→ EXERCISE BRIEF: Below are the records. Gather each line that holds "カインズ市原".

═════ DATA EXTRACT ═════

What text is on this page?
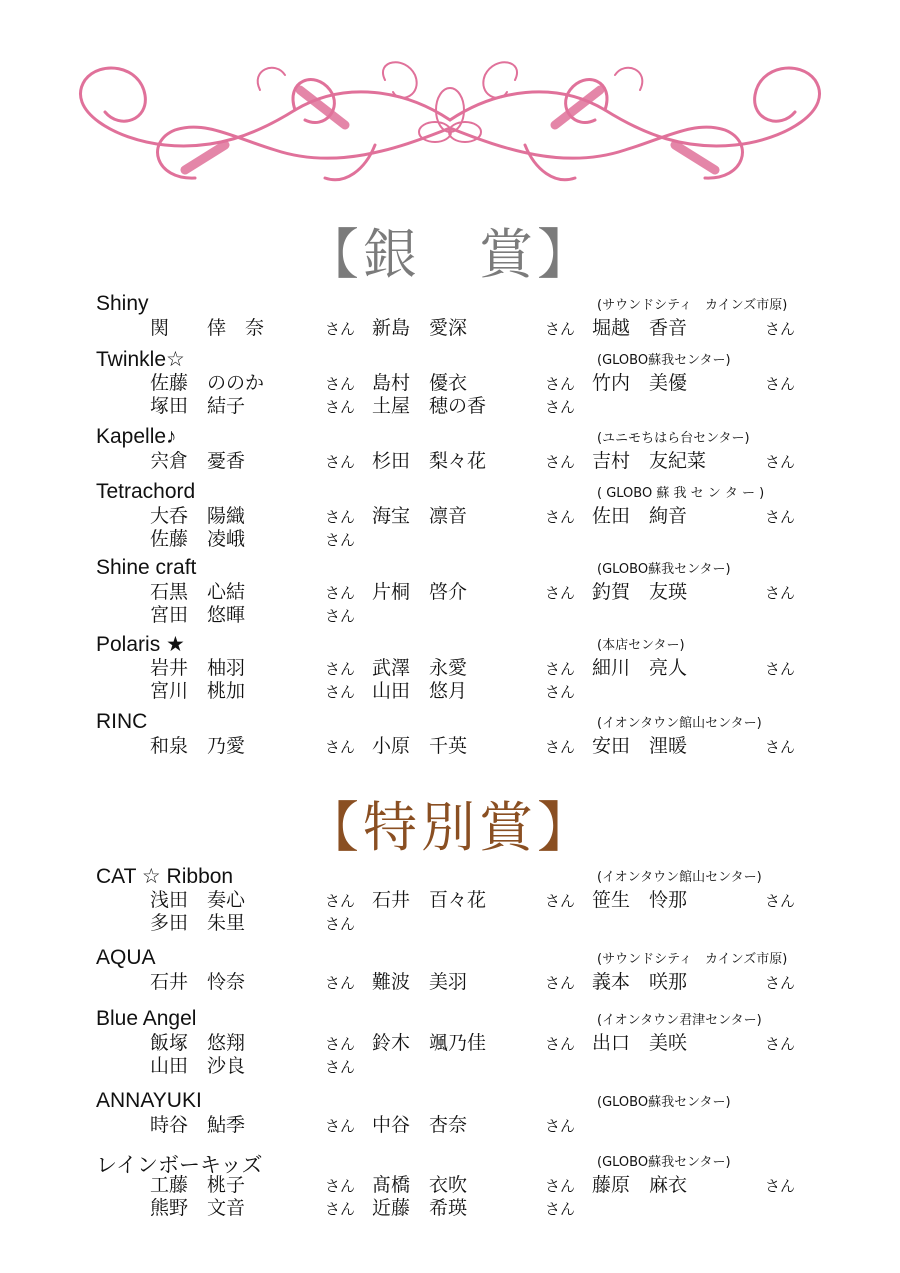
【銀　賞】
Shiny	(サウンドシティ　カインズ市原)
関　　倖　奈	さん 新島　愛深	さん 堀越　香音	さん
Twinkle☆	(GLOBO蘇我センター)
佐藤　ののか	さん 島村　優衣	さん 竹内　美優	さん
塚田　結子	さん 土屋　穂の香	さん
Kapelle♪	(ユニモちはら台センター)
宍倉　憂香	さん 杉田　梨々花	さん 吉村　友紀菜	さん
Tetrachord	( GLOBO 蘇 我 セ ン タ ー )
大呑　陽織	さん 海宝　凛音	さん 佐田　絢音	さん
佐藤　凌峨	さん
Shine craft	(GLOBO蘇我センター)
石黒　心結	さん 片桐　啓介	さん 釣賀　友瑛	さん
宮田　悠暉	さん
Polaris ★	(本店センター)
岩井　柚羽	さん 武澤　永愛	さん 細川　亮人	さん
宮川　桃加	さん 山田　悠月	さん
RINC	(イオンタウン館山センター)
和泉　乃愛	さん 小原　千英	さん 安田　浬暖	さん
【特別賞】
CAT ☆ Ribbon	(イオンタウン館山センター)
浅田　奏心	さん 石井　百々花	さん 笹生　怜那	さん
多田　朱里	さん
AQUA	(サウンドシティ　カインズ市原)
石井　怜奈	さん 難波　美羽	さん 義本　咲那	さん
Blue Angel	(イオンタウン君津センター)
飯塚　悠翔	さん 鈴木　颯乃佳	さん 出口　美咲	さん
山田　沙良	さん
ANNAYUKI	(GLOBO蘇我センター)
時谷　鮎季	さん 中谷　杏奈	さん
レインボーキッズ	(GLOBO蘇我センター)
工藤　桃子	さん 髙橋　衣吹	さん 藤原　麻衣	さん
熊野　文音	さん 近藤　希瑛	さん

═════

→ THE ANSWER:
Shiny	(サウンドシティ　カインズ市原)
AQUA	(サウンドシティ　カインズ市原)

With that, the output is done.